• AIM OF THE TASK:
Look through the data for the string "Продукты". Copy every line where it is found.

Stored records

──────────

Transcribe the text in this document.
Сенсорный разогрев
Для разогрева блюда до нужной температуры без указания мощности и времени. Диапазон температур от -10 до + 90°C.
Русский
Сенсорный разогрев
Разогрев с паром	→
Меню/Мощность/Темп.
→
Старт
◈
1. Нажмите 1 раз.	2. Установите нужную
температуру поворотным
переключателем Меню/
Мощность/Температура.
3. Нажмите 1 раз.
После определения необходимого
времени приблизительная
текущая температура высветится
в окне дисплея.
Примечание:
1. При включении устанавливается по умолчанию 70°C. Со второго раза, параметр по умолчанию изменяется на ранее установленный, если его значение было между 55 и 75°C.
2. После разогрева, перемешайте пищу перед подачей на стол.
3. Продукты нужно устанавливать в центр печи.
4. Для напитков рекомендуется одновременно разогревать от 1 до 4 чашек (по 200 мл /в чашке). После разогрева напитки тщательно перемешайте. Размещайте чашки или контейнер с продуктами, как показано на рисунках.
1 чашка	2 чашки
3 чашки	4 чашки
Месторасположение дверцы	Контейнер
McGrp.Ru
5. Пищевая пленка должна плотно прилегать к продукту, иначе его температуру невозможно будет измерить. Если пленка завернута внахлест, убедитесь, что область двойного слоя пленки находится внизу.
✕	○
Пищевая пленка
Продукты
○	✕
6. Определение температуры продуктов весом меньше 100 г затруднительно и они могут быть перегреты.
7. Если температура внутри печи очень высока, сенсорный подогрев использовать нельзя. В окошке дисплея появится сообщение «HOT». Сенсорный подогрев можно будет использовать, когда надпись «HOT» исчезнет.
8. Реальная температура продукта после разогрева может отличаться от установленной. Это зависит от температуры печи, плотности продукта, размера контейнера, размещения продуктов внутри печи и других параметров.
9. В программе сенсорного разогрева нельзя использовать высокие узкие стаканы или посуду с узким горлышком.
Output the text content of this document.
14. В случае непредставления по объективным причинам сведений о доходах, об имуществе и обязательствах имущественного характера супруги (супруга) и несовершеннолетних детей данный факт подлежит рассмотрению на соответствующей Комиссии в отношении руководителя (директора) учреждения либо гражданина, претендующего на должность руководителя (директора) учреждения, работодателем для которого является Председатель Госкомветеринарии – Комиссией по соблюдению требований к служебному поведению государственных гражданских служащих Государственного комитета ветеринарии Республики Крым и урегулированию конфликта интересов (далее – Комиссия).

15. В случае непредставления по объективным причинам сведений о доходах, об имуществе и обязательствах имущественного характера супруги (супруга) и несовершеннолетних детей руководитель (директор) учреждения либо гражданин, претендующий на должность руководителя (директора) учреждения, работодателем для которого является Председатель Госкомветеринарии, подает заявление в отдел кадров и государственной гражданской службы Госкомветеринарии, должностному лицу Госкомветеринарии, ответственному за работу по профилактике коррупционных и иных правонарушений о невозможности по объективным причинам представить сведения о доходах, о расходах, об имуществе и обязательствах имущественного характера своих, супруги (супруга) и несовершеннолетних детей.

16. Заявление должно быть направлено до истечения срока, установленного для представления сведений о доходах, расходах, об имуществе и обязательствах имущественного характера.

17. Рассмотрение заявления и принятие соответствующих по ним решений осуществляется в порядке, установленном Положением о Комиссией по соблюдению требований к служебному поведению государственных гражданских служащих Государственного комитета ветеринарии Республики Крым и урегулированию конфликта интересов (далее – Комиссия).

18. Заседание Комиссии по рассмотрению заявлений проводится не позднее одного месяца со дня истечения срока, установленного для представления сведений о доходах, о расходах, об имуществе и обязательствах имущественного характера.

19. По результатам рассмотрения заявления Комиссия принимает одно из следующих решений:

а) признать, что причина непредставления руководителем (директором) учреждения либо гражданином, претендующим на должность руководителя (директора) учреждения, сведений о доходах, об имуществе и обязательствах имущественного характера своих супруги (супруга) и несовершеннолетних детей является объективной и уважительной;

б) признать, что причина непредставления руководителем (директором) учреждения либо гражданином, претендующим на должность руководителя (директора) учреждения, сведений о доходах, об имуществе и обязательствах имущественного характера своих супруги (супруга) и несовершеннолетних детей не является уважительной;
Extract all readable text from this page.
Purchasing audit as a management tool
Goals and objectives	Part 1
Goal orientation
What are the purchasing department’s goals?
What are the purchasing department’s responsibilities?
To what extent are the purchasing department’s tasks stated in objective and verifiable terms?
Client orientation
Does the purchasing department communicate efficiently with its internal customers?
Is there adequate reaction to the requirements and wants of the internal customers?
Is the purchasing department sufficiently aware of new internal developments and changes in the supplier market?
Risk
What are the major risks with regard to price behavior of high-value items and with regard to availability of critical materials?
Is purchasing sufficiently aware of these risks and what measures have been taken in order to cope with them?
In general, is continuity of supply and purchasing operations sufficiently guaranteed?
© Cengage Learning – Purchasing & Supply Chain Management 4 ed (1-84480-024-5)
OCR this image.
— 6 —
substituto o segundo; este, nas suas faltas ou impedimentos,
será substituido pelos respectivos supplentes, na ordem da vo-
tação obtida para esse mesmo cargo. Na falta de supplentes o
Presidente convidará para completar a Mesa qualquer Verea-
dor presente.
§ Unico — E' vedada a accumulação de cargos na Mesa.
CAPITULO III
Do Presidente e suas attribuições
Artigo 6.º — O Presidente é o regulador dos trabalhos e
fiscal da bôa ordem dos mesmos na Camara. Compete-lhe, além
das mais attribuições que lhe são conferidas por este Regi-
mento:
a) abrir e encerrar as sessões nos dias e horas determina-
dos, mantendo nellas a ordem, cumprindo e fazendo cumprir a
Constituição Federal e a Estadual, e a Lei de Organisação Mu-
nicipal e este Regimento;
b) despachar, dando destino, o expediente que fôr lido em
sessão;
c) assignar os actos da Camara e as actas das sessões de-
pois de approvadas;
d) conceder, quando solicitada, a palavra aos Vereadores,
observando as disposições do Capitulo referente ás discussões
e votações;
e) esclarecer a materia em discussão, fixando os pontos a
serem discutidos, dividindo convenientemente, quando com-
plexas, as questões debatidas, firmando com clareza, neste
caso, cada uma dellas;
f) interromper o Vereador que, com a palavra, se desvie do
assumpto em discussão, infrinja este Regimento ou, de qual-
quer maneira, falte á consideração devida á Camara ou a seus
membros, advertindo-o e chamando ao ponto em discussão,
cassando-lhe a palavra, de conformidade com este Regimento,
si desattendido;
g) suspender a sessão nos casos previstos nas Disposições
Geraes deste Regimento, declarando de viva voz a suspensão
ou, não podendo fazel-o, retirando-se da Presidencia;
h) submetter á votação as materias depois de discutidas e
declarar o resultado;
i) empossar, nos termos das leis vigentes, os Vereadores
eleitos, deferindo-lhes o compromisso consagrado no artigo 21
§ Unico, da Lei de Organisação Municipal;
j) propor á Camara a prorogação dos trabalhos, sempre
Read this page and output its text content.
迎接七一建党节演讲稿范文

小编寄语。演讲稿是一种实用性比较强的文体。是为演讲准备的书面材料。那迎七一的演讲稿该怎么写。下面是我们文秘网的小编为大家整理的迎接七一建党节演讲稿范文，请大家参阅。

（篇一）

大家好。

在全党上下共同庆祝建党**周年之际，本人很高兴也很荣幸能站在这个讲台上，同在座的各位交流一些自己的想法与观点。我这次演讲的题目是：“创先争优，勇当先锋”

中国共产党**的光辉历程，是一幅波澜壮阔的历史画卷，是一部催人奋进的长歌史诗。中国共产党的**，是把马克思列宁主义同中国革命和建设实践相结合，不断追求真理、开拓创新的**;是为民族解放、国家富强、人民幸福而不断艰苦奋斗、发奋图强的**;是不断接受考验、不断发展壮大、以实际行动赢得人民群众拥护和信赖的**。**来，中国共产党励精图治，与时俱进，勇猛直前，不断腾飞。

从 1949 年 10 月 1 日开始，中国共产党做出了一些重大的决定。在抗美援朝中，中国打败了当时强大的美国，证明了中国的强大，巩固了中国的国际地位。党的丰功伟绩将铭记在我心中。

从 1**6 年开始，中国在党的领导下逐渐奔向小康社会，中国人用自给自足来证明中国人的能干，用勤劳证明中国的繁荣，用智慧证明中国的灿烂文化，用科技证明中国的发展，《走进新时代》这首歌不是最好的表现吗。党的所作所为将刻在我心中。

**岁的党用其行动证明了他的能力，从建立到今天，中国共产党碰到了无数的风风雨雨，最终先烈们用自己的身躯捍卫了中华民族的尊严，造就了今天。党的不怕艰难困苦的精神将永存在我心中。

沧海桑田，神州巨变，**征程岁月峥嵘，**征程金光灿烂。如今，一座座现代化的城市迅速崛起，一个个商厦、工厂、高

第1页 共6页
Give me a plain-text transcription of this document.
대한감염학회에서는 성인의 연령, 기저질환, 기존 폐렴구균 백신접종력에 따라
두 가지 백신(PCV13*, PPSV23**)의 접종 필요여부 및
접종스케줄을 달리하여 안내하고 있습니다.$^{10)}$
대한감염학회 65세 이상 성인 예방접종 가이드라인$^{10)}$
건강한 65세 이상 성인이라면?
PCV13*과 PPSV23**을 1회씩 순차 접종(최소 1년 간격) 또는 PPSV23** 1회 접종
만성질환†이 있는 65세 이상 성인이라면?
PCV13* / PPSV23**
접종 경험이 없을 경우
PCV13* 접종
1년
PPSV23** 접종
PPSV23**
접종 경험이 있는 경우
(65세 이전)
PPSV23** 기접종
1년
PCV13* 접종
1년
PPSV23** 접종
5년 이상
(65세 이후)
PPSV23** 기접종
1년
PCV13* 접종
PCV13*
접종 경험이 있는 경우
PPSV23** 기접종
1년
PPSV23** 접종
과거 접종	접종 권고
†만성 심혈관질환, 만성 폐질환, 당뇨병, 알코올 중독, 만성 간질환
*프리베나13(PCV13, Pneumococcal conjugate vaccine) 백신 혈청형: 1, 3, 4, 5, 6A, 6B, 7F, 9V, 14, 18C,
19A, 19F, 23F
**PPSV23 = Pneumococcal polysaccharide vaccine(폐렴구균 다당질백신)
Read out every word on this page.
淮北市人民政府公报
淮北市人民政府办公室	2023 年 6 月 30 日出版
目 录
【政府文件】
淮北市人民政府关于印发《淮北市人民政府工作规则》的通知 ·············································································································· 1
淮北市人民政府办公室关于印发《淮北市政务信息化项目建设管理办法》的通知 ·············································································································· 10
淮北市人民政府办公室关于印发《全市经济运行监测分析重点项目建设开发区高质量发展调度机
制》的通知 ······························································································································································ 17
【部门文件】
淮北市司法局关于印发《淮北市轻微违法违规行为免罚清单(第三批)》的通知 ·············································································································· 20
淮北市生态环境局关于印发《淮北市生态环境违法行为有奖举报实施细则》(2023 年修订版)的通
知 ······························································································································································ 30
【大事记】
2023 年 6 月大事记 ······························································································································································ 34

──────────

• SOLUTION FOR THIS PROBLEM:
3. Продукты нужно устанавливать в центр печи.
Продукты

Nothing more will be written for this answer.